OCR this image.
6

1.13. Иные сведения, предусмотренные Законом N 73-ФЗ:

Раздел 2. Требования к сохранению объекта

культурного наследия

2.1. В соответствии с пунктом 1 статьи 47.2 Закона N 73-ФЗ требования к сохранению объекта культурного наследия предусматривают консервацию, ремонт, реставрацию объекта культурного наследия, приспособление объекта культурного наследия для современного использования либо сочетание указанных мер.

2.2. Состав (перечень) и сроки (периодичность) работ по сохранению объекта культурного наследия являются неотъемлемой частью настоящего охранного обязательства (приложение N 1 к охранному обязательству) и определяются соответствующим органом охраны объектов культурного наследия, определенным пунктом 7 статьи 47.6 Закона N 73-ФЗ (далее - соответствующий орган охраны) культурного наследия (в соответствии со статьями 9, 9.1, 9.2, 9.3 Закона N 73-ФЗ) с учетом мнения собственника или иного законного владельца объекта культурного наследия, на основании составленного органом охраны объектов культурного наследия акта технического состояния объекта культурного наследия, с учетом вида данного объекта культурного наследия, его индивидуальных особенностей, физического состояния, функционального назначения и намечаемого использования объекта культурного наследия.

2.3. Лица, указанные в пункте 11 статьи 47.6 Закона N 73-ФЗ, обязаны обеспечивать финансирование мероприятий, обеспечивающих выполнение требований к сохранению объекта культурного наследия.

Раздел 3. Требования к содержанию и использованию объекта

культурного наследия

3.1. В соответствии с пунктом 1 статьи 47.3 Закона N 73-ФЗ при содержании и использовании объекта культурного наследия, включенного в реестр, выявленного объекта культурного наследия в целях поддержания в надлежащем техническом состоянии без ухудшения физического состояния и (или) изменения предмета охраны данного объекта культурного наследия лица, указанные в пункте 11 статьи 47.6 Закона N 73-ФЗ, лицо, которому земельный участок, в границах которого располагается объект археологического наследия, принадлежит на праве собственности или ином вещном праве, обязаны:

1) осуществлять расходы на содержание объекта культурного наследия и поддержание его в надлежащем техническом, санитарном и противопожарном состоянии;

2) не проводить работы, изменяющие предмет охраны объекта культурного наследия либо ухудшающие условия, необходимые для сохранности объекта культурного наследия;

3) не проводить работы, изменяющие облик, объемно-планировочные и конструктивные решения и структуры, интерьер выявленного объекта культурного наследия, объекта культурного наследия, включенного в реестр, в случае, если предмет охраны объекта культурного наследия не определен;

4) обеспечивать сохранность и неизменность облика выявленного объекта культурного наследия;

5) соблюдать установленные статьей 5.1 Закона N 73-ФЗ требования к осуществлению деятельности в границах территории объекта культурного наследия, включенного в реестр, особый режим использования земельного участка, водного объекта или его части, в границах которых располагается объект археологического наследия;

━━━━━━━━━━━━━━━━━━━━

▶ [Prompt]
Select the lines from the entries that include the word "либо".

▶ [Written solution]
2.1. В соответствии с пунктом 1 статьи 47.2 Закона N 73-ФЗ требования к сохранению объекта культурного наследия предусматривают консервацию, ремонт, реставрацию объекта культурного наследия, приспособление объекта культурного наследия для современного использования либо сочетание указанных мер.
2) не проводить работы, изменяющие предмет охраны объекта культурного наследия либо ухудшающие условия, необходимые для сохранности объекта культурного наследия;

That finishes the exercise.